:: Description of the task ::
The entries below need to be written out exactly, with no pictures included.

:: Extracted records ::
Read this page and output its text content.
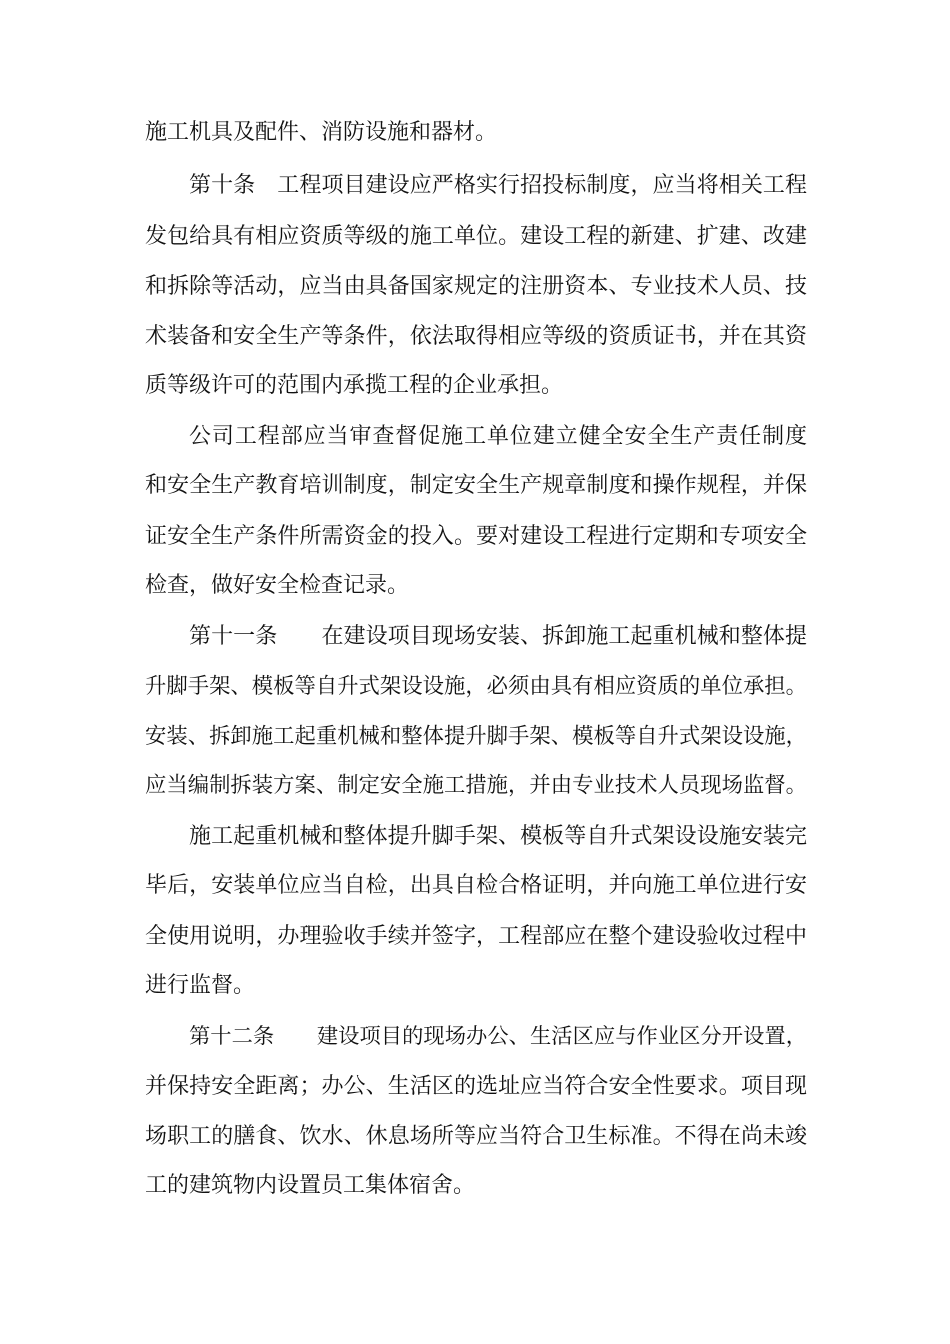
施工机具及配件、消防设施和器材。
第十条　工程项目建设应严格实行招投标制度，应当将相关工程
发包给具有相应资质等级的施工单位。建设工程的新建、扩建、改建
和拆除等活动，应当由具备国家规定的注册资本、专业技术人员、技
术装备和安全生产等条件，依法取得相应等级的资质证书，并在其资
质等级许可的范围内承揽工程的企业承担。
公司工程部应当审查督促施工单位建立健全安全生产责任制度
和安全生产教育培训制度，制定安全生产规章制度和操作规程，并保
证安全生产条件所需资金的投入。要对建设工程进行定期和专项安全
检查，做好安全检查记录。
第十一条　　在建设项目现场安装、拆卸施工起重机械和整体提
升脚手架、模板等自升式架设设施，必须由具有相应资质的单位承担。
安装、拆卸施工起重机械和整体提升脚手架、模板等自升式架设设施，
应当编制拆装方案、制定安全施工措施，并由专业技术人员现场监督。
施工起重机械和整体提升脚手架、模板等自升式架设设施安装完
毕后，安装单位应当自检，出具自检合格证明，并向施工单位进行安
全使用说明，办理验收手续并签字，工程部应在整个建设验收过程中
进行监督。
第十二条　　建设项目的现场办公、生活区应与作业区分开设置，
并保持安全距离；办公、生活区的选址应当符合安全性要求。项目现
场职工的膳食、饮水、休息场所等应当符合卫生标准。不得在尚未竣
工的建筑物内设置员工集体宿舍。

:: Solution to this exercise ::
Read this page and output its text content.
施工机具及配件、消防设施和器材。
第十条　工程项目建设应严格实行招投标制度，应当将相关工程
发包给具有相应资质等级的施工单位。建设工程的新建、扩建、改建
和拆除等活动，应当由具备国家规定的注册资本、专业技术人员、技
术装备和安全生产等条件，依法取得相应等级的资质证书，并在其资
质等级许可的范围内承揽工程的企业承担。
公司工程部应当审查督促施工单位建立健全安全生产责任制度
和安全生产教育培训制度，制定安全生产规章制度和操作规程，并保
证安全生产条件所需资金的投入。要对建设工程进行定期和专项安全
检查，做好安全检查记录。
第十一条　　在建设项目现场安装、拆卸施工起重机械和整体提
升脚手架、模板等自升式架设设施，必须由具有相应资质的单位承担。
安装、拆卸施工起重机械和整体提升脚手架、模板等自升式架设设施，
应当编制拆装方案、制定安全施工措施，并由专业技术人员现场监督。
施工起重机械和整体提升脚手架、模板等自升式架设设施安装完
毕后，安装单位应当自检，出具自检合格证明，并向施工单位进行安
全使用说明，办理验收手续并签字，工程部应在整个建设验收过程中
进行监督。
第十二条　　建设项目的现场办公、生活区应与作业区分开设置，
并保持安全距离；办公、生活区的选址应当符合安全性要求。项目现
场职工的膳食、饮水、休息场所等应当符合卫生标准。不得在尚未竣
工的建筑物内设置员工集体宿舍。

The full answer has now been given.